Write out every record below exactly as it appears.

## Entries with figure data

***

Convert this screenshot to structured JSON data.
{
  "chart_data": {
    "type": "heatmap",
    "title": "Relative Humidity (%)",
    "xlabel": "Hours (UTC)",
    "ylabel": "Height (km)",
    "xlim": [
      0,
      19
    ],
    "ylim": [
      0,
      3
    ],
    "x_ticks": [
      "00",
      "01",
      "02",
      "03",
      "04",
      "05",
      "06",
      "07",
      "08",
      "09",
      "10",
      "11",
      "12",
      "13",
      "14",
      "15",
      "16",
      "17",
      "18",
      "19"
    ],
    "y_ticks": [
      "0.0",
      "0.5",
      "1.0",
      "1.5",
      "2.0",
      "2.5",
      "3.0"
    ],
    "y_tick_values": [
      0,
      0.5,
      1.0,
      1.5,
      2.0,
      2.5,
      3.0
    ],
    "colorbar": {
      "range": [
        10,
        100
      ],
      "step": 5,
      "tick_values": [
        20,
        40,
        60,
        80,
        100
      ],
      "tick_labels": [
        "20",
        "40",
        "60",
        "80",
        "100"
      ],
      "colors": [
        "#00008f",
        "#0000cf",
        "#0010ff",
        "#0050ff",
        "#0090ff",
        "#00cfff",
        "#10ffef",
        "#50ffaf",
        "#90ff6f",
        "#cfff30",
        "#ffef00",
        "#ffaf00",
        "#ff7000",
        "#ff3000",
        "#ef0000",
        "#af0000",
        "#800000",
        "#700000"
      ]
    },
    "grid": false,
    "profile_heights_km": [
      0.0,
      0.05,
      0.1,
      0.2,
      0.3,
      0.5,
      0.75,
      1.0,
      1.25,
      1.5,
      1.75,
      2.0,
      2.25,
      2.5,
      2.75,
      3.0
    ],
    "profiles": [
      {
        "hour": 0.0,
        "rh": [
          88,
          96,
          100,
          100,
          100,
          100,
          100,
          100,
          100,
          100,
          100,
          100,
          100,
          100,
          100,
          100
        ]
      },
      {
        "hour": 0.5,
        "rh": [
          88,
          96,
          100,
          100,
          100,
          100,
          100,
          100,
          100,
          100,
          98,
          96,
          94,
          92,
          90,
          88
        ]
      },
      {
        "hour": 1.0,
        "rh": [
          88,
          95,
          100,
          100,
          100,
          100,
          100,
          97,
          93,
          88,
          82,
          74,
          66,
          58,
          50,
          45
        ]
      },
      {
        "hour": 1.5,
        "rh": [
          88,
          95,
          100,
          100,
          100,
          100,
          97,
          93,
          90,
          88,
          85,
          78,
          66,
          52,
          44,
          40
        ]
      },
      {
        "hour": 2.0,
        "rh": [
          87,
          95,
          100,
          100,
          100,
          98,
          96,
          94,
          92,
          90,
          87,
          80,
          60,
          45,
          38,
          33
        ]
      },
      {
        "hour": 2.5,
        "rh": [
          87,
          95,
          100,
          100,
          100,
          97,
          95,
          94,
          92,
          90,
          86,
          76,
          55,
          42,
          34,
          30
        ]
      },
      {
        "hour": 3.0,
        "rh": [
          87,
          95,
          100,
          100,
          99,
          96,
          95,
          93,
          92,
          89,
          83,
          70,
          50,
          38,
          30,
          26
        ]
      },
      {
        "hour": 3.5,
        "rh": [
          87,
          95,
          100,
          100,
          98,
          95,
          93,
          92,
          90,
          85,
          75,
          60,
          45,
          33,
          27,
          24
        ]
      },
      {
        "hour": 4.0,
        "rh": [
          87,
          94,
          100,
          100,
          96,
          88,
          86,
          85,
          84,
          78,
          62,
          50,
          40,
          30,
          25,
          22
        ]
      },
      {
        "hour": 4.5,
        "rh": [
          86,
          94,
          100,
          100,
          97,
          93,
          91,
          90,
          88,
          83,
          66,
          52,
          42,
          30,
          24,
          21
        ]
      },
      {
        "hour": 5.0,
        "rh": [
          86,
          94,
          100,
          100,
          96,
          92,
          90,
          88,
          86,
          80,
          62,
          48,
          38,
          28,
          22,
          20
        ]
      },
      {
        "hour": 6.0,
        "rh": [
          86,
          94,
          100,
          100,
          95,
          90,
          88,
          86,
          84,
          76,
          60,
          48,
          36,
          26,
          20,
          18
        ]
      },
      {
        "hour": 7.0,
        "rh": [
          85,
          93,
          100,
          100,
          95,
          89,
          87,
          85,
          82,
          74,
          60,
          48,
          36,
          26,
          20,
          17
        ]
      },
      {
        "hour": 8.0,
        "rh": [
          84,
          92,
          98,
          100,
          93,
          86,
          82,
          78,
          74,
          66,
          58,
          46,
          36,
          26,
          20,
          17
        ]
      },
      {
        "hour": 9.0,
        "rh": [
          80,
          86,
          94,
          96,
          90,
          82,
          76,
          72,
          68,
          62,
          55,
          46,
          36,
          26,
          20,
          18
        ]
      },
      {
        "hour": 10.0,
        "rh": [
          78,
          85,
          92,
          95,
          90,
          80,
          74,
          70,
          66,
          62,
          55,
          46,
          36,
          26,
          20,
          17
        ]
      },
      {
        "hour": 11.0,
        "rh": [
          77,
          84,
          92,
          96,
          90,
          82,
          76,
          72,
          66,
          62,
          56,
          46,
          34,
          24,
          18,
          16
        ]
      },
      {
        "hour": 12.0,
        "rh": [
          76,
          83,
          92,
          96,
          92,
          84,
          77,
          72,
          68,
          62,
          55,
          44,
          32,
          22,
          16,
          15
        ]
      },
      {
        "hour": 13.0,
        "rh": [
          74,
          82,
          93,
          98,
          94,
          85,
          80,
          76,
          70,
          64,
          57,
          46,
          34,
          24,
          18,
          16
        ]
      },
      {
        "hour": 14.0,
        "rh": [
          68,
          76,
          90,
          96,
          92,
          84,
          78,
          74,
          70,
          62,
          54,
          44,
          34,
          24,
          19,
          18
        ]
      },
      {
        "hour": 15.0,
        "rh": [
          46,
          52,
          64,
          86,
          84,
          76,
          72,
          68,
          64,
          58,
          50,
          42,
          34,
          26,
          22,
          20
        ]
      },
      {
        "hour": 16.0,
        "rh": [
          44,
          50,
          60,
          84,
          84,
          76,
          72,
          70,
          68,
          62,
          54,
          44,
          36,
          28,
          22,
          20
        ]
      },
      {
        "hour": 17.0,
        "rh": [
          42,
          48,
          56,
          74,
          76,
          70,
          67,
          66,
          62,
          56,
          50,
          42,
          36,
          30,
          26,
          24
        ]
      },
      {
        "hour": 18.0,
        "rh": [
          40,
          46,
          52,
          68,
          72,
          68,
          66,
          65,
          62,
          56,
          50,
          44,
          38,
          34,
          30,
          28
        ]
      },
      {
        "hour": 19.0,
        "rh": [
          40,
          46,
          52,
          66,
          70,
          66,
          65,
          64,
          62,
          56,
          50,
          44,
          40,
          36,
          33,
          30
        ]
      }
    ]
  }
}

***

## WRITTEN ANSWER
Convert this screenshot to structured JSON data.
{
  "chart_data": {
    "type": "heatmap",
    "title": "Relative Humidity (%)",
    "xlabel": "Hours (UTC)",
    "ylabel": "Height (km)",
    "xlim": [
      0,
      19
    ],
    "ylim": [
      0,
      3
    ],
    "x_ticks": [
      "00",
      "01",
      "02",
      "03",
      "04",
      "05",
      "06",
      "07",
      "08",
      "09",
      "10",
      "11",
      "12",
      "13",
      "14",
      "15",
      "16",
      "17",
      "18",
      "19"
    ],
    "y_ticks": [
      "0.0",
      "0.5",
      "1.0",
      "1.5",
      "2.0",
      "2.5",
      "3.0"
    ],
    "y_tick_values": [
      0,
      0.5,
      1.0,
      1.5,
      2.0,
      2.5,
      3.0
    ],
    "colorbar": {
      "range": [
        10,
        100
      ],
      "step": 5,
      "tick_values": [
        20,
        40,
        60,
        80,
        100
      ],
      "tick_labels": [
        "20",
        "40",
        "60",
        "80",
        "100"
      ],
      "colors": [
        "#00008f",
        "#0000cf",
        "#0010ff",
        "#0050ff",
        "#0090ff",
        "#00cfff",
        "#10ffef",
        "#50ffaf",
        "#90ff6f",
        "#cfff30",
        "#ffef00",
        "#ffaf00",
        "#ff7000",
        "#ff3000",
        "#ef0000",
        "#af0000",
        "#800000",
        "#700000"
      ]
    },
    "grid": false,
    "profile_heights_km": [
      0.0,
      0.05,
      0.1,
      0.2,
      0.3,
      0.5,
      0.75,
      1.0,
      1.25,
      1.5,
      1.75,
      2.0,
      2.25,
      2.5,
      2.75,
      3.0
    ],
    "profiles": [
      {
        "hour": 0.0,
        "rh": [
          88,
          96,
          100,
          100,
          100,
          100,
          100,
          100,
          100,
          100,
          100,
          100,
          100,
          100,
          100,
          100
        ]
      },
      {
        "hour": 0.5,
        "rh": [
          88,
          96,
          100,
          100,
          100,
          100,
          100,
          100,
          100,
          100,
          98,
          96,
          94,
          92,
          90,
          88
        ]
      },
      {
        "hour": 1.0,
        "rh": [
          88,
          95,
          100,
          100,
          100,
          100,
          100,
          97,
          93,
          88,
          82,
          74,
          66,
          58,
          50,
          45
        ]
      },
      {
        "hour": 1.5,
        "rh": [
          88,
          95,
          100,
          100,
          100,
          100,
          97,
          93,
          90,
          88,
          85,
          78,
          66,
          52,
          44,
          40
        ]
      },
      {
        "hour": 2.0,
        "rh": [
          87,
          95,
          100,
          100,
          100,
          98,
          96,
          94,
          92,
          90,
          87,
          80,
          60,
          45,
          38,
          33
        ]
      },
      {
        "hour": 2.5,
        "rh": [
          87,
          95,
          100,
          100,
          100,
          97,
          95,
          94,
          92,
          90,
          86,
          76,
          55,
          42,
          34,
          30
        ]
      },
      {
        "hour": 3.0,
        "rh": [
          87,
          95,
          100,
          100,
          99,
          96,
          95,
          93,
          92,
          89,
          83,
          70,
          50,
          38,
          30,
          26
        ]
      },
      {
        "hour": 3.5,
        "rh": [
          87,
          95,
          100,
          100,
          98,
          95,
          93,
          92,
          90,
          85,
          75,
          60,
          45,
          33,
          27,
          24
        ]
      },
      {
        "hour": 4.0,
        "rh": [
          87,
          94,
          100,
          100,
          96,
          88,
          86,
          85,
          84,
          78,
          62,
          50,
          40,
          30,
          25,
          22
        ]
      },
      {
        "hour": 4.5,
        "rh": [
          86,
          94,
          100,
          100,
          97,
          93,
          91,
          90,
          88,
          83,
          66,
          52,
          42,
          30,
          24,
          21
        ]
      },
      {
        "hour": 5.0,
        "rh": [
          86,
          94,
          100,
          100,
          96,
          92,
          90,
          88,
          86,
          80,
          62,
          48,
          38,
          28,
          22,
          20
        ]
      },
      {
        "hour": 6.0,
        "rh": [
          86,
          94,
          100,
          100,
          95,
          90,
          88,
          86,
          84,
          76,
          60,
          48,
          36,
          26,
          20,
          18
        ]
      },
      {
        "hour": 7.0,
        "rh": [
          85,
          93,
          100,
          100,
          95,
          89,
          87,
          85,
          82,
          74,
          60,
          48,
          36,
          26,
          20,
          17
        ]
      },
      {
        "hour": 8.0,
        "rh": [
          84,
          92,
          98,
          100,
          93,
          86,
          82,
          78,
          74,
          66,
          58,
          46,
          36,
          26,
          20,
          17
        ]
      },
      {
        "hour": 9.0,
        "rh": [
          80,
          86,
          94,
          96,
          90,
          82,
          76,
          72,
          68,
          62,
          55,
          46,
          36,
          26,
          20,
          18
        ]
      },
      {
        "hour": 10.0,
        "rh": [
          78,
          85,
          92,
          95,
          90,
          80,
          74,
          70,
          66,
          62,
          55,
          46,
          36,
          26,
          20,
          17
        ]
      },
      {
        "hour": 11.0,
        "rh": [
          77,
          84,
          92,
          96,
          90,
          82,
          76,
          72,
          66,
          62,
          56,
          46,
          34,
          24,
          18,
          16
        ]
      },
      {
        "hour": 12.0,
        "rh": [
          76,
          83,
          92,
          96,
          92,
          84,
          77,
          72,
          68,
          62,
          55,
          44,
          32,
          22,
          16,
          15
        ]
      },
      {
        "hour": 13.0,
        "rh": [
          74,
          82,
          93,
          98,
          94,
          85,
          80,
          76,
          70,
          64,
          57,
          46,
          34,
          24,
          18,
          16
        ]
      },
      {
        "hour": 14.0,
        "rh": [
          68,
          76,
          90,
          96,
          92,
          84,
          78,
          74,
          70,
          62,
          54,
          44,
          34,
          24,
          19,
          18
        ]
      },
      {
        "hour": 15.0,
        "rh": [
          46,
          52,
          64,
          86,
          84,
          76,
          72,
          68,
          64,
          58,
          50,
          42,
          34,
          26,
          22,
          20
        ]
      },
      {
        "hour": 16.0,
        "rh": [
          44,
          50,
          60,
          84,
          84,
          76,
          72,
          70,
          68,
          62,
          54,
          44,
          36,
          28,
          22,
          20
        ]
      },
      {
        "hour": 17.0,
        "rh": [
          42,
          48,
          56,
          74,
          76,
          70,
          67,
          66,
          62,
          56,
          50,
          42,
          36,
          30,
          26,
          24
        ]
      },
      {
        "hour": 18.0,
        "rh": [
          40,
          46,
          52,
          68,
          72,
          68,
          66,
          65,
          62,
          56,
          50,
          44,
          38,
          34,
          30,
          28
        ]
      },
      {
        "hour": 19.0,
        "rh": [
          40,
          46,
          52,
          66,
          70,
          66,
          65,
          64,
          62,
          56,
          50,
          44,
          40,
          36,
          33,
          30
        ]
      }
    ]
  }
}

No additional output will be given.